Collected data entries:
**********

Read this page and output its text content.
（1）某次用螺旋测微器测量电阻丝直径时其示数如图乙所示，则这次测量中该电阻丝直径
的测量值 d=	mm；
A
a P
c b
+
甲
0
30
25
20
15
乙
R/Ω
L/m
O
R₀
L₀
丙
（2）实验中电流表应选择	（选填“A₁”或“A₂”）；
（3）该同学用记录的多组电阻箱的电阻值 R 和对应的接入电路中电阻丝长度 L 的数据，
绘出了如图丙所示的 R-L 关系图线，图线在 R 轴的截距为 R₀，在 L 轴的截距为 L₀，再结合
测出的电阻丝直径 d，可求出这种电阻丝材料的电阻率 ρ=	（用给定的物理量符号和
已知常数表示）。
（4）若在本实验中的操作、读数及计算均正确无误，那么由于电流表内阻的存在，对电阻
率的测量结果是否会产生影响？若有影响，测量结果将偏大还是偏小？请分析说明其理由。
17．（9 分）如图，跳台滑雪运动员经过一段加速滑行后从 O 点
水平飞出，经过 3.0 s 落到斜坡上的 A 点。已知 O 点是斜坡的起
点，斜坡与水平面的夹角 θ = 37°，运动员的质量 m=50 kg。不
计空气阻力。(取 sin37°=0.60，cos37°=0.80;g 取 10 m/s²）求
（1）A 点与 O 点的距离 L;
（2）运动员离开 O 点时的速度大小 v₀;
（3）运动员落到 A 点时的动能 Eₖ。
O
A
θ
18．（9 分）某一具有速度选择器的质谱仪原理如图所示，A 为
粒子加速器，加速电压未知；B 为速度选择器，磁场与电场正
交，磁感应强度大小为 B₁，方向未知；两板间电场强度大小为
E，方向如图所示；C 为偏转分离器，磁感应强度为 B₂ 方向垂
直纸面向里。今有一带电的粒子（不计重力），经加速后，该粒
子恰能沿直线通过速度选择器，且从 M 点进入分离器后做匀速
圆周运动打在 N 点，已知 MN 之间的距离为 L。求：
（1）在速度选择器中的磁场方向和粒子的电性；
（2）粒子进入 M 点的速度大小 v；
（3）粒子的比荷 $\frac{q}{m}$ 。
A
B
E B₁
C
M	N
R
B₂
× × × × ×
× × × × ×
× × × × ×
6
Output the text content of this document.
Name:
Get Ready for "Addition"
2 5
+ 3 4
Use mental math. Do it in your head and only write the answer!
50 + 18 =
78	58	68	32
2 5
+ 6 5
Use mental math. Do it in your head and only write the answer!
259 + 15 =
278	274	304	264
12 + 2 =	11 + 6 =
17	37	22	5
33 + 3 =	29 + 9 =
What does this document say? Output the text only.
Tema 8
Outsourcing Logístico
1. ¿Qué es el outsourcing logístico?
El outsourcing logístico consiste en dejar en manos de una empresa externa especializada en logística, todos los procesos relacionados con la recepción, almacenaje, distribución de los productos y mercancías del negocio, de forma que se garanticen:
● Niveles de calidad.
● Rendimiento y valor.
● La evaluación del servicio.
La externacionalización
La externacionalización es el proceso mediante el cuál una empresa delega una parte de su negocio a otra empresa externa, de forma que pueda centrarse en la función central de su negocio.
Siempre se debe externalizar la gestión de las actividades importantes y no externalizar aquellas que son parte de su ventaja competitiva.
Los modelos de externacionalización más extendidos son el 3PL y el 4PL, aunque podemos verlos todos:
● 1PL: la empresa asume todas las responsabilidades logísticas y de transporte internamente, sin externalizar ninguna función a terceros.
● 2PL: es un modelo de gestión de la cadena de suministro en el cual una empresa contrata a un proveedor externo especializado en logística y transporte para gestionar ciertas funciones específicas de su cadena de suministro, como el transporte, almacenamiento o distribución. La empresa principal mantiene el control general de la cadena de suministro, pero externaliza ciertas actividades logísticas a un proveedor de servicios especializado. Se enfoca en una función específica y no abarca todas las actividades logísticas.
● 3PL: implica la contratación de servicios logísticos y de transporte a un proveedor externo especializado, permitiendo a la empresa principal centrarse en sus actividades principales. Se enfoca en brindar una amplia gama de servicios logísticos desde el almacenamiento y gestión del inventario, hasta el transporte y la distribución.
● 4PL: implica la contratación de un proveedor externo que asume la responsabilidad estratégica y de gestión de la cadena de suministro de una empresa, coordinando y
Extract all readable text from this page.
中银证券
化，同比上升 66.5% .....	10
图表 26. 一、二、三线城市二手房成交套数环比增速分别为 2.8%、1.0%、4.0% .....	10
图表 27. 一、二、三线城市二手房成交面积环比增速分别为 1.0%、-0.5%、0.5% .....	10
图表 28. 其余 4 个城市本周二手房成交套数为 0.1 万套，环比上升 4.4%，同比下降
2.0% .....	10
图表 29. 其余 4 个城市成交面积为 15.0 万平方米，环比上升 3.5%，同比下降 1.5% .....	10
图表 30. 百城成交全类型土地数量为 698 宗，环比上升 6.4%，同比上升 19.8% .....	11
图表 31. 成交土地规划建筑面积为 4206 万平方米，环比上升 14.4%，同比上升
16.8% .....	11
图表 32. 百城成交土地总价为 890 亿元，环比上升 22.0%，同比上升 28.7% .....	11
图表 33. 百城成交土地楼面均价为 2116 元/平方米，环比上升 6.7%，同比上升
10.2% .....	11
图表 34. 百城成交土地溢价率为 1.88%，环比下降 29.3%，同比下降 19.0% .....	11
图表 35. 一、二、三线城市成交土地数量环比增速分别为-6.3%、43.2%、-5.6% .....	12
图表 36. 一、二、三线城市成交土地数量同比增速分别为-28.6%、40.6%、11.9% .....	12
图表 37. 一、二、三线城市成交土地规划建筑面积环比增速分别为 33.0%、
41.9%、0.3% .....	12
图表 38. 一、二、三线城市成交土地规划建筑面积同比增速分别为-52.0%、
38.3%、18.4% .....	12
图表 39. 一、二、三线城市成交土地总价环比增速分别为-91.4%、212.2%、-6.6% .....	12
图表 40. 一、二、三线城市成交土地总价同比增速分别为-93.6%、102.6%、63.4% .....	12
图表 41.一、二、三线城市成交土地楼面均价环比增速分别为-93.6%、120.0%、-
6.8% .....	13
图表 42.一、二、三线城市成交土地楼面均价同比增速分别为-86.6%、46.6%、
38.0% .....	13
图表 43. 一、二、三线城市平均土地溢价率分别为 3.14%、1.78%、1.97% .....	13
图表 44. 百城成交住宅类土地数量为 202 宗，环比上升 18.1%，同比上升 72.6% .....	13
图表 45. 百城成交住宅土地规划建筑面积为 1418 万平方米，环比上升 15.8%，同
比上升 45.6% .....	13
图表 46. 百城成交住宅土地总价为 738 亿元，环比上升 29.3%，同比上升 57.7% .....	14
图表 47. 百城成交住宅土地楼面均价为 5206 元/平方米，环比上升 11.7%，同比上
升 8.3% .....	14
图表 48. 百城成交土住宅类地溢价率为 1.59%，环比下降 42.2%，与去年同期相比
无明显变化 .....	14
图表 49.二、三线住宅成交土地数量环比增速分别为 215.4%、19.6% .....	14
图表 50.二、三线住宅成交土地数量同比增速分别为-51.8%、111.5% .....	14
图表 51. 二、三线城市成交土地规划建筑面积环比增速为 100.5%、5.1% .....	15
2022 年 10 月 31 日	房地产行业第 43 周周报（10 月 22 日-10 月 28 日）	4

**********

**SHORT EXERCISE**
Produce an exact copy of all the records.

**SOLUTION TO THIS EXERCISE**
Read this page and output its text content.
（1）某次用螺旋测微器测量电阻丝直径时其示数如图乙所示，则这次测量中该电阻丝直径
的测量值 d=	mm；
A
a P
c b
+
甲
0
30
25
20
15
乙
R/Ω
L/m
O
R₀
L₀
丙
（2）实验中电流表应选择	（选填“A₁”或“A₂”）；
（3）该同学用记录的多组电阻箱的电阻值 R 和对应的接入电路中电阻丝长度 L 的数据，
绘出了如图丙所示的 R-L 关系图线，图线在 R 轴的截距为 R₀，在 L 轴的截距为 L₀，再结合
测出的电阻丝直径 d，可求出这种电阻丝材料的电阻率 ρ=	（用给定的物理量符号和
已知常数表示）。
（4）若在本实验中的操作、读数及计算均正确无误，那么由于电流表内阻的存在，对电阻
率的测量结果是否会产生影响？若有影响，测量结果将偏大还是偏小？请分析说明其理由。
17．（9 分）如图，跳台滑雪运动员经过一段加速滑行后从 O 点
水平飞出，经过 3.0 s 落到斜坡上的 A 点。已知 O 点是斜坡的起
点，斜坡与水平面的夹角 θ = 37°，运动员的质量 m=50 kg。不
计空气阻力。(取 sin37°=0.60，cos37°=0.80;g 取 10 m/s²）求
（1）A 点与 O 点的距离 L;
（2）运动员离开 O 点时的速度大小 v₀;
（3）运动员落到 A 点时的动能 Eₖ。
O
A
θ
18．（9 分）某一具有速度选择器的质谱仪原理如图所示，A 为
粒子加速器，加速电压未知；B 为速度选择器，磁场与电场正
交，磁感应强度大小为 B₁，方向未知；两板间电场强度大小为
E，方向如图所示；C 为偏转分离器，磁感应强度为 B₂ 方向垂
直纸面向里。今有一带电的粒子（不计重力），经加速后，该粒
子恰能沿直线通过速度选择器，且从 M 点进入分离器后做匀速
圆周运动打在 N 点，已知 MN 之间的距离为 L。求：
（1）在速度选择器中的磁场方向和粒子的电性；
（2）粒子进入 M 点的速度大小 v；
（3）粒子的比荷 $\frac{q}{m}$ 。
A
B
E B₁
C
M	N
R
B₂
× × × × ×
× × × × ×
× × × × ×
6
Output the text content of this document.
Name:
Get Ready for "Addition"
2 5
+ 3 4
Use mental math. Do it in your head and only write the answer!
50 + 18 =
78	58	68	32
2 5
+ 6 5
Use mental math. Do it in your head and only write the answer!
259 + 15 =
278	274	304	264
12 + 2 =	11 + 6 =
17	37	22	5
33 + 3 =	29 + 9 =
What does this document say? Output the text only.
Tema 8
Outsourcing Logístico
1. ¿Qué es el outsourcing logístico?
El outsourcing logístico consiste en dejar en manos de una empresa externa especializada en logística, todos los procesos relacionados con la recepción, almacenaje, distribución de los productos y mercancías del negocio, de forma que se garanticen:
● Niveles de calidad.
● Rendimiento y valor.
● La evaluación del servicio.
La externacionalización
La externacionalización es el proceso mediante el cuál una empresa delega una parte de su negocio a otra empresa externa, de forma que pueda centrarse en la función central de su negocio.
Siempre se debe externalizar la gestión de las actividades importantes y no externalizar aquellas que son parte de su ventaja competitiva.
Los modelos de externacionalización más extendidos son el 3PL y el 4PL, aunque podemos verlos todos:
● 1PL: la empresa asume todas las responsabilidades logísticas y de transporte internamente, sin externalizar ninguna función a terceros.
● 2PL: es un modelo de gestión de la cadena de suministro en el cual una empresa contrata a un proveedor externo especializado en logística y transporte para gestionar ciertas funciones específicas de su cadena de suministro, como el transporte, almacenamiento o distribución. La empresa principal mantiene el control general de la cadena de suministro, pero externaliza ciertas actividades logísticas a un proveedor de servicios especializado. Se enfoca en una función específica y no abarca todas las actividades logísticas.
● 3PL: implica la contratación de servicios logísticos y de transporte a un proveedor externo especializado, permitiendo a la empresa principal centrarse en sus actividades principales. Se enfoca en brindar una amplia gama de servicios logísticos desde el almacenamiento y gestión del inventario, hasta el transporte y la distribución.
● 4PL: implica la contratación de un proveedor externo que asume la responsabilidad estratégica y de gestión de la cadena de suministro de una empresa, coordinando y
Extract all readable text from this page.
中银证券
化，同比上升 66.5% .....	10
图表 26. 一、二、三线城市二手房成交套数环比增速分别为 2.8%、1.0%、4.0% .....	10
图表 27. 一、二、三线城市二手房成交面积环比增速分别为 1.0%、-0.5%、0.5% .....	10
图表 28. 其余 4 个城市本周二手房成交套数为 0.1 万套，环比上升 4.4%，同比下降
2.0% .....	10
图表 29. 其余 4 个城市成交面积为 15.0 万平方米，环比上升 3.5%，同比下降 1.5% .....	10
图表 30. 百城成交全类型土地数量为 698 宗，环比上升 6.4%，同比上升 19.8% .....	11
图表 31. 成交土地规划建筑面积为 4206 万平方米，环比上升 14.4%，同比上升
16.8% .....	11
图表 32. 百城成交土地总价为 890 亿元，环比上升 22.0%，同比上升 28.7% .....	11
图表 33. 百城成交土地楼面均价为 2116 元/平方米，环比上升 6.7%，同比上升
10.2% .....	11
图表 34. 百城成交土地溢价率为 1.88%，环比下降 29.3%，同比下降 19.0% .....	11
图表 35. 一、二、三线城市成交土地数量环比增速分别为-6.3%、43.2%、-5.6% .....	12
图表 36. 一、二、三线城市成交土地数量同比增速分别为-28.6%、40.6%、11.9% .....	12
图表 37. 一、二、三线城市成交土地规划建筑面积环比增速分别为 33.0%、
41.9%、0.3% .....	12
图表 38. 一、二、三线城市成交土地规划建筑面积同比增速分别为-52.0%、
38.3%、18.4% .....	12
图表 39. 一、二、三线城市成交土地总价环比增速分别为-91.4%、212.2%、-6.6% .....	12
图表 40. 一、二、三线城市成交土地总价同比增速分别为-93.6%、102.6%、63.4% .....	12
图表 41.一、二、三线城市成交土地楼面均价环比增速分别为-93.6%、120.0%、-
6.8% .....	13
图表 42.一、二、三线城市成交土地楼面均价同比增速分别为-86.6%、46.6%、
38.0% .....	13
图表 43. 一、二、三线城市平均土地溢价率分别为 3.14%、1.78%、1.97% .....	13
图表 44. 百城成交住宅类土地数量为 202 宗，环比上升 18.1%，同比上升 72.6% .....	13
图表 45. 百城成交住宅土地规划建筑面积为 1418 万平方米，环比上升 15.8%，同
比上升 45.6% .....	13
图表 46. 百城成交住宅土地总价为 738 亿元，环比上升 29.3%，同比上升 57.7% .....	14
图表 47. 百城成交住宅土地楼面均价为 5206 元/平方米，环比上升 11.7%，同比上
升 8.3% .....	14
图表 48. 百城成交土住宅类地溢价率为 1.59%，环比下降 42.2%，与去年同期相比
无明显变化 .....	14
图表 49.二、三线住宅成交土地数量环比增速分别为 215.4%、19.6% .....	14
图表 50.二、三线住宅成交土地数量同比增速分别为-51.8%、111.5% .....	14
图表 51. 二、三线城市成交土地规划建筑面积环比增速为 100.5%、5.1% .....	15
2022 年 10 月 31 日	房地产行业第 43 周周报（10 月 22 日-10 月 28 日）	4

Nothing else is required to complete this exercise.